Consigna>
Devuelve tal cual todas las líneas, desde la que contiene "candle-body <box>243 110 249 142</box>" hasta la que contiene "x-date-label: Jul 14 <box>24 474 51 485</box>", ambas incluidas.

Elementos guardados del conjunto de datos:
* * * *

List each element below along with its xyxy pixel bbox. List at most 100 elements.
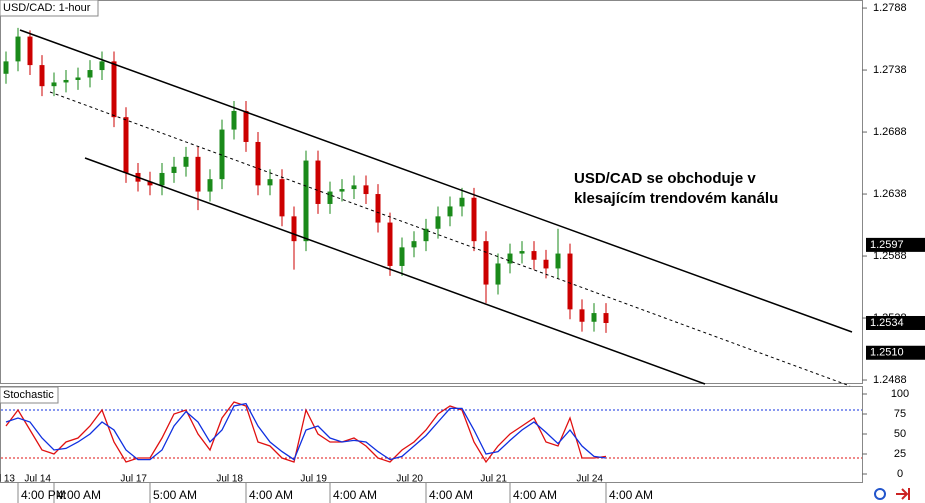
candle-body <box>243 110 249 142</box>
candle-body <box>543 259 549 269</box>
scroll-icon[interactable] <box>896 488 910 500</box>
y-tick-label: 1.2738 <box>873 64 907 76</box>
x-date-label: Jul 18 <box>216 474 243 485</box>
candle-body <box>411 241 417 248</box>
stochastic-title: Stochastic <box>3 389 54 401</box>
price-label: 1.2510 <box>870 347 904 359</box>
price-label: 1.2534 <box>870 317 904 329</box>
candle-body <box>279 179 285 217</box>
x-date-label: Jul 24 <box>576 474 603 485</box>
stochastic-panel <box>0 386 863 483</box>
y-tick-label: 1.2688 <box>873 126 907 138</box>
annotation: klesajícím trendovém kanálu <box>574 190 778 207</box>
candle-body <box>291 216 297 242</box>
candle-body <box>147 181 153 186</box>
candle-body <box>315 160 321 204</box>
candle-body <box>507 253 513 264</box>
price-label: 1.2597 <box>870 239 904 251</box>
title-box <box>0 0 99 17</box>
candle-body <box>123 117 129 173</box>
main-panel <box>0 0 863 384</box>
x-date-label: Jul 19 <box>300 474 327 485</box>
candle-body <box>63 79 69 83</box>
candle-body <box>219 129 225 180</box>
candle-body <box>111 61 117 118</box>
candle-body <box>51 82 57 87</box>
title-box <box>0 386 59 404</box>
stochastic-line <box>5 402 607 461</box>
x-time-label: 4:00 AM <box>513 488 557 502</box>
candle-body <box>303 160 309 242</box>
link-icon[interactable] <box>874 488 886 500</box>
y-tick-label: 50 <box>894 428 906 440</box>
x-time-label: 4:00 AM <box>609 488 653 502</box>
candle-body <box>567 253 573 310</box>
candle-body <box>267 179 273 186</box>
candle-body <box>471 197 477 242</box>
x-time-label: 4:00 PM <box>21 488 66 502</box>
price-label-box <box>866 315 925 330</box>
candle-body <box>231 110 237 130</box>
candle-body <box>447 206 453 217</box>
price-label-box <box>866 345 925 360</box>
candle-body <box>171 166 177 173</box>
channel-lower <box>84 157 706 385</box>
candle-body <box>255 141 261 186</box>
candle-body <box>591 313 597 322</box>
candle-body <box>519 251 525 254</box>
annotation: USD/CAD se obchoduje v <box>574 170 756 187</box>
price-label-box <box>866 237 925 252</box>
candle-body <box>435 216 441 229</box>
x-date-label: Jul 14 <box>24 474 51 485</box>
candle-body <box>207 179 213 192</box>
y-tick-label: 1.2588 <box>873 250 907 262</box>
candle-body <box>351 185 357 190</box>
y-tick-label: 1.2488 <box>873 374 907 386</box>
x-date-label: Jul 21 <box>480 474 507 485</box>
x-date-label: Jul 17 <box>120 474 147 485</box>
candle-body <box>603 313 609 323</box>
candle-body <box>39 65 45 87</box>
x-time-label: 4:00 AM <box>249 488 293 502</box>
candle-body <box>15 36 21 62</box>
channel-middle <box>49 91 851 387</box>
candle-body <box>3 61 9 74</box>
candle-body <box>183 156 189 167</box>
candle-body <box>27 36 33 66</box>
x-time-label: 5:00 AM <box>153 488 197 502</box>
candle-body <box>363 185 369 195</box>
y-tick-label: 75 <box>894 408 906 420</box>
x-time-label: 4:00 AM <box>57 488 101 502</box>
candle-body <box>423 228 429 242</box>
candle-body <box>195 156 201 192</box>
icons[interactable] <box>874 488 910 500</box>
candle-body <box>399 247 405 266</box>
candle-body <box>75 77 81 80</box>
candle-body <box>327 191 333 204</box>
candle-body <box>579 309 585 322</box>
chart-title: USD/CAD: 1-hour <box>3 2 91 14</box>
candle-body <box>87 70 93 78</box>
x-time-label: 4:00 AM <box>429 488 473 502</box>
channel-upper <box>19 29 853 333</box>
x-date-label: Jul 13 <box>0 474 15 485</box>
candle-body <box>99 61 105 71</box>
candle-body <box>387 222 393 266</box>
candle-body <box>495 263 501 285</box>
candle-body <box>555 253 561 269</box>
y-tick-label: 1.2788 <box>873 2 907 14</box>
y-tick-label: 1.2638 <box>873 188 907 200</box>
y-tick-label: 100 <box>891 388 909 400</box>
x-date-label: Jul 20 <box>396 474 423 485</box>
x-time-label: 4:00 AM <box>333 488 377 502</box>
candle-body <box>339 189 345 192</box>
y-tick-label: 0 <box>897 468 903 480</box>
candle-body <box>375 194 381 223</box>
stochastic-line <box>5 401 607 464</box>
y-tick-label: 25 <box>894 448 906 460</box>
candle-body <box>531 251 537 260</box>
candle-body <box>483 241 489 285</box>
candle-body <box>159 172 165 186</box>
candle-body <box>459 197 465 207</box>
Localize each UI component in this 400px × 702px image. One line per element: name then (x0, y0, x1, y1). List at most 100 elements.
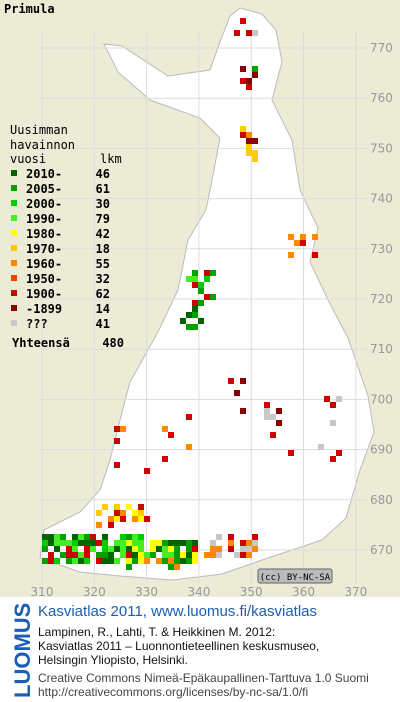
obs-square (66, 540, 72, 546)
obs-square (150, 552, 156, 558)
legend-count: 62 (96, 287, 110, 301)
obs-square (114, 426, 120, 432)
obs-square (330, 402, 336, 408)
obs-square (228, 540, 234, 546)
citation: Lampinen, R., Lahti, T. & Heikkinen M. 2… (38, 625, 275, 639)
obs-square (132, 552, 138, 558)
obs-square (234, 390, 240, 396)
obs-square (192, 306, 198, 312)
obs-square (246, 30, 252, 36)
obs-square (66, 546, 72, 552)
obs-square (192, 270, 198, 276)
legend-swatch (11, 275, 17, 281)
legend-count: 61 (96, 182, 110, 196)
x-label: 320 (83, 585, 106, 599)
obs-square (48, 540, 54, 546)
obs-square (48, 534, 54, 540)
obs-square (168, 552, 174, 558)
obs-square (78, 558, 84, 564)
obs-square (336, 396, 342, 402)
obs-square (312, 234, 318, 240)
legend-count: 79 (96, 212, 110, 226)
obs-square (216, 546, 222, 552)
legend-count: 18 (96, 242, 110, 256)
obs-square (246, 78, 252, 84)
brand: LUOMUS (10, 603, 35, 698)
legend-label: 2005- (26, 182, 62, 196)
site-link[interactable]: Kasviatlas 2011, www.luomus.fi/kasviatla… (38, 603, 317, 620)
obs-square (138, 540, 144, 546)
obs-square (204, 552, 210, 558)
obs-square (114, 546, 120, 552)
obs-square (252, 72, 258, 78)
y-label: 670 (370, 543, 393, 557)
obs-square (108, 522, 114, 528)
obs-square (246, 150, 252, 156)
obs-square (318, 444, 324, 450)
obs-square (192, 552, 198, 558)
obs-square (84, 558, 90, 564)
obs-square (114, 510, 120, 516)
obs-square (138, 510, 144, 516)
obs-square (162, 546, 168, 552)
grid: 770 760 750 740 730 720 710 700 690 680 670 310 320 3… (31, 30, 393, 599)
obs-square (60, 534, 66, 540)
legend-total-label: Yhteensä (12, 336, 70, 350)
footer-bg (0, 597, 400, 702)
obs-square (216, 552, 222, 558)
obs-square (198, 282, 204, 288)
legend-count: 30 (96, 197, 110, 211)
obs-square (78, 540, 84, 546)
legend-swatch (11, 245, 17, 251)
obs-square (114, 558, 120, 564)
obs-square (84, 534, 90, 540)
x-label: 340 (187, 585, 210, 599)
observation-squares (42, 18, 342, 570)
obs-square (108, 552, 114, 558)
license-link[interactable]: http://creativecommons.org/licenses/by-n… (38, 685, 308, 699)
obs-square (174, 558, 180, 564)
legend-total: 480 (102, 336, 124, 350)
obs-square (192, 276, 198, 282)
obs-square (54, 546, 60, 552)
x-label: 370 (344, 585, 367, 599)
obs-square (114, 516, 120, 522)
obs-square (138, 558, 144, 564)
obs-square (132, 516, 138, 522)
obs-square (114, 438, 120, 444)
y-label: 760 (370, 91, 393, 105)
obs-square (120, 552, 126, 558)
obs-square (192, 558, 198, 564)
obs-square (144, 516, 150, 522)
badge-box (257, 568, 333, 584)
obs-square (126, 546, 132, 552)
citation: Kasviatlas 2011 – Luonnontieteellinen ke… (38, 639, 319, 653)
legend-swatch (11, 305, 17, 311)
obs-square (240, 78, 246, 84)
obs-square (42, 540, 48, 546)
obs-square (162, 558, 168, 564)
obs-square (204, 276, 210, 282)
obs-square (120, 540, 126, 546)
obs-square (162, 540, 168, 546)
obs-square (72, 540, 78, 546)
obs-square (240, 540, 246, 546)
obs-square (276, 408, 282, 414)
legend-label: 1900- (26, 287, 62, 301)
legend-label: -1899 (26, 302, 62, 316)
obs-square (156, 558, 162, 564)
obs-square (102, 540, 108, 546)
obs-square (102, 558, 108, 564)
obs-square (132, 546, 138, 552)
obs-square (96, 552, 102, 558)
obs-square (72, 534, 78, 540)
obs-square (186, 414, 192, 420)
obs-square (186, 540, 192, 546)
obs-square (252, 138, 258, 144)
obs-square (144, 558, 150, 564)
obs-square (300, 234, 306, 240)
y-label: 720 (370, 292, 393, 306)
obs-square (126, 558, 132, 564)
obs-square (186, 312, 192, 318)
obs-square (90, 546, 96, 552)
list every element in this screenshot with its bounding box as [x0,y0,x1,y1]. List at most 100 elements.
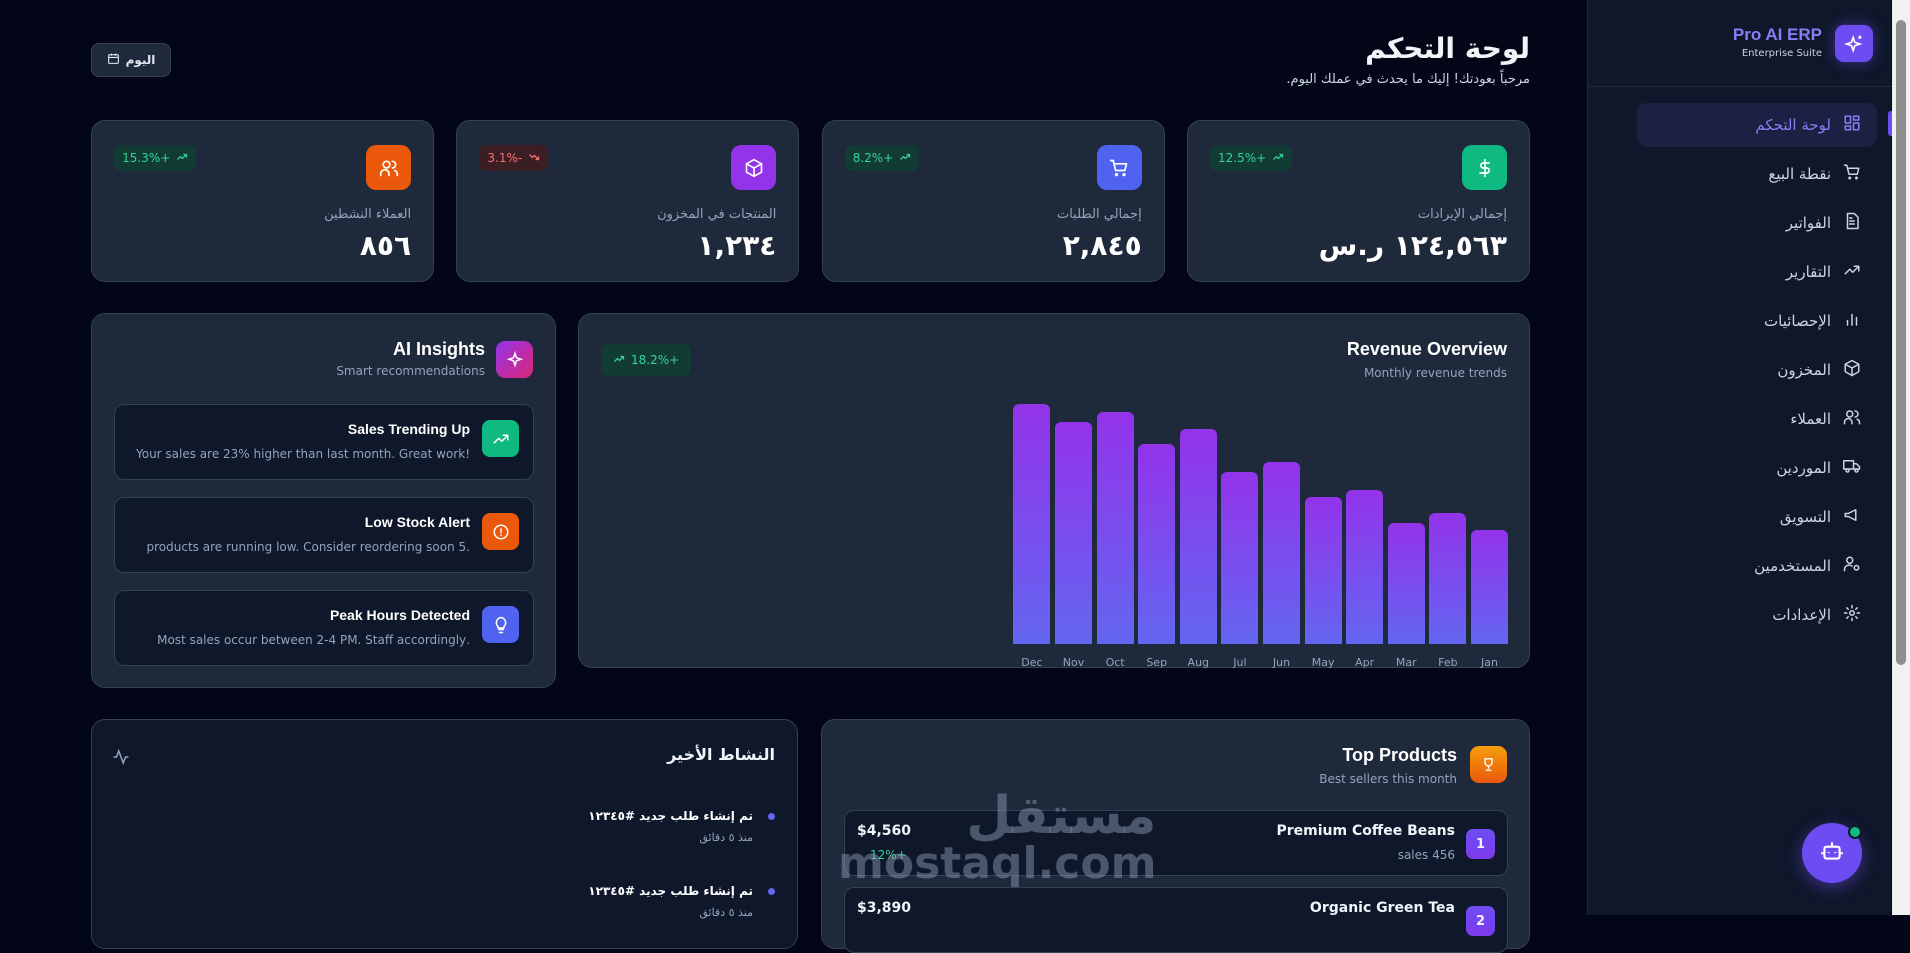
x-tick-label: Jul [1233,656,1247,669]
bar-dec[interactable] [1013,404,1051,644]
insight-item[interactable]: Low Stock Alert .products are running lo… [114,497,534,573]
brand-header: Pro AI ERP Enterprise Suite [1588,0,1892,87]
calendar-icon [107,52,120,68]
trending-up-icon [613,353,625,368]
bar-aug[interactable] [1179,429,1217,644]
stat-card: المنتجات في المخزون ١,٢٣٤ 3.1%- [456,120,800,282]
x-tick-label: Oct [1105,656,1125,669]
revenue-title: Revenue Overview [1346,339,1507,359]
ai-insights-card: AI Insights Smart recommendations Sales … [91,313,556,688]
x-tick-label: Nov [1062,656,1085,669]
trend-up-icon [1272,151,1284,166]
stat-card: إجمالي الطلبات ٢,٨٤٥ 8.2%+ [821,120,1165,282]
page-subtitle: مرحباً بعودتك! إليك ما يحدث في عملك اليو… [1286,72,1530,87]
sidebar-item[interactable]: لوحة التحكم [1637,103,1877,147]
x-tick-label: Mar [1395,656,1417,669]
bar-jul[interactable] [1221,472,1259,644]
x-tick-label: Dec [1021,656,1043,669]
trend-down-icon [528,151,540,166]
product-revenue: $3,890 [857,900,912,916]
sidebar-item[interactable]: التقارير [1637,250,1877,294]
recent-activity-card: النشاط الأخير تم إنشاء طلب جديد #١٢٣٤٥ من… [91,719,798,949]
user-cog-icon [1843,555,1861,577]
bar-apr[interactable] [1346,489,1384,644]
sidebar-item[interactable]: الإعدادات [1637,593,1877,637]
cart-icon [1843,163,1861,185]
sidebar-item[interactable]: الفواتير [1637,201,1877,245]
page-title: لوحة التحكم [1365,32,1530,65]
bar-may[interactable] [1304,497,1342,644]
sidebar-item[interactable]: الإحصائيات [1637,299,1877,343]
x-tick-label: Feb [1438,656,1458,669]
sidebar-item[interactable]: نقطة البيع [1637,152,1877,196]
stat-value: ١٢٤,٥٦٣ ر.س [1318,229,1507,262]
product-sales: sales 456 [1397,848,1455,862]
sidebar-item[interactable]: المستخدمين [1637,544,1877,588]
insights-subtitle: Smart recommendations [336,364,485,378]
users-icon [366,145,412,190]
product-change: 12%+ [870,848,907,862]
megaphone-icon [1843,506,1861,528]
stat-change-badge: 8.2%+ [844,145,920,171]
trophy-icon [1470,746,1507,783]
x-tick-label: Jun [1272,656,1291,669]
sidebar-item[interactable]: التسويق [1637,495,1877,539]
stat-value: ١,٢٣٤ [697,229,777,262]
products-subtitle: Best sellers this month [1319,772,1457,786]
cart-icon [1096,145,1142,190]
trend-up-icon [899,151,911,166]
alert-circle-icon [482,513,519,550]
trend-icon [1843,261,1861,283]
product-item[interactable]: 1 Premium Coffee Beans sales 456 $4,560 … [844,810,1508,876]
activity-item: تم إنشاء طلب جديد #١٢٣٤٥ منذ ٥ دقائق [588,809,775,844]
stat-card: العملاء النشطين ٨٥٦ 15.3%+ [91,120,435,282]
watermark: مستقل mostaql.com [838,786,1157,889]
stat-card: إجمالي الإيرادات ١٢٤,٥٦٣ ر.س 12.5%+ [1187,120,1530,282]
lightbulb-icon [482,606,519,643]
scrollbar-thumb[interactable] [1896,20,1906,665]
sidebar-item[interactable]: المخزون [1637,348,1877,392]
file-icon [1843,212,1861,234]
grid-icon [1843,114,1861,136]
bar-sep[interactable] [1138,444,1176,644]
sidebar-item[interactable]: العملاء [1637,397,1877,441]
bar-oct[interactable] [1096,411,1134,644]
activity-icon [112,748,130,770]
bar-jun[interactable] [1263,462,1300,644]
box-icon [731,145,777,190]
gear-icon [1843,604,1861,626]
activity-title: النشاط الأخير [667,745,775,764]
sidebar-item[interactable]: الموردين [1637,446,1877,490]
revenue-subtitle: Monthly revenue trends [1363,366,1507,380]
bar-jan[interactable] [1471,530,1508,644]
stat-label: إجمالي الإيرادات [1417,207,1507,222]
activity-item: تم إنشاء طلب جديد #١٢٣٤٥ منذ ٥ دقائق [588,884,775,919]
product-name: Premium Coffee Beans [1276,823,1456,839]
active-indicator [1888,111,1893,136]
robot-icon [1819,838,1845,868]
date-filter-button[interactable]: اليوم [91,43,171,77]
products-title: Top Products [1342,745,1457,765]
stat-change-badge: 15.3%+ [114,145,197,171]
stat-value: ٨٥٦ [359,229,412,262]
stat-change-badge: 12.5%+ [1210,145,1293,171]
dollar-icon [1462,145,1507,190]
sparkles-icon [496,341,533,378]
stat-value: ٢,٨٤٥ [1062,229,1142,262]
stat-label: العملاء النشطين [324,207,412,222]
sidebar: Pro AI ERP Enterprise Suite لوحة التحكم ن… [1587,0,1893,915]
stat-label: إجمالي الطلبات [1056,207,1142,222]
insight-item[interactable]: Sales Trending Up !Your sales are 23% hi… [114,404,534,480]
bar-feb[interactable] [1429,512,1467,644]
online-status-dot [1848,825,1862,839]
activity-dot [768,813,775,820]
brand-name: Pro AI ERP [1732,25,1822,44]
trending-up-icon [482,420,519,457]
insight-item[interactable]: Peak Hours Detected .Most sales occur be… [114,590,534,666]
bar-nov[interactable] [1055,421,1092,644]
bar-mar[interactable] [1387,522,1425,644]
stat-label: المنتجات في المخزون [657,207,777,222]
product-item[interactable]: 2 Organic Green Tea $3,890 [844,887,1508,953]
product-revenue: $4,560 [857,823,912,839]
users-icon [1843,408,1861,430]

* * * *

Solución del ejercicio>
candle-body <box>243 110 249 142</box>
candle-body <box>543 259 549 269</box>
scroll-icon[interactable] <box>896 488 910 500</box>
y-tick-label: 1.2738 <box>873 64 907 76</box>
x-date-label: Jul 18 <box>216 474 243 485</box>
candle-body <box>411 241 417 248</box>
stochastic-title: Stochastic <box>3 389 54 401</box>
price-label: 1.2510 <box>870 347 904 359</box>
price-label: 1.2534 <box>870 317 904 329</box>
candle-body <box>279 179 285 217</box>
x-date-label: Jul 24 <box>576 474 603 485</box>
stochastic-panel <box>0 386 863 483</box>
y-tick-label: 1.2688 <box>873 126 907 138</box>
annotation: klesajícím trendovém kanálu <box>574 190 778 207</box>
candle-body <box>291 216 297 242</box>
candle-body <box>147 181 153 186</box>
candle-body <box>315 160 321 204</box>
candle-body <box>507 253 513 264</box>
price-label: 1.2597 <box>870 239 904 251</box>
title-box <box>0 0 99 17</box>
candle-body <box>123 117 129 173</box>
main-panel <box>0 0 863 384</box>
x-date-label: Jul 19 <box>300 474 327 485</box>
candle-body <box>63 79 69 83</box>
candle-body <box>219 129 225 180</box>
candle-body <box>111 61 117 118</box>
candle-body <box>51 82 57 87</box>
title-box <box>0 386 59 404</box>
stochastic-line <box>5 402 607 461</box>
x-time-label: 4:00 AM <box>513 488 557 502</box>
candle-body <box>303 160 309 242</box>
link-icon[interactable] <box>874 488 886 500</box>
y-tick-label: 50 <box>894 428 906 440</box>
x-time-label: 4:00 AM <box>609 488 653 502</box>
candle-body <box>567 253 573 310</box>
candle-body <box>267 179 273 186</box>
candle-body <box>471 197 477 242</box>
x-time-label: 4:00 PM <box>21 488 66 502</box>
price-label-box <box>866 315 925 330</box>
candle-body <box>231 110 237 130</box>
candle-body <box>447 206 453 217</box>
price-label-box <box>866 345 925 360</box>
candle-body <box>171 166 177 173</box>
channel-lower <box>84 157 706 385</box>
candle-body <box>255 141 261 186</box>
candle-body <box>591 313 597 322</box>
candle-body <box>519 251 525 254</box>
annotation: USD/CAD se obchoduje v <box>574 170 756 187</box>
price-label-box <box>866 237 925 252</box>
candle-body <box>435 216 441 229</box>
x-date-label: Jul 14 <box>24 474 51 485</box>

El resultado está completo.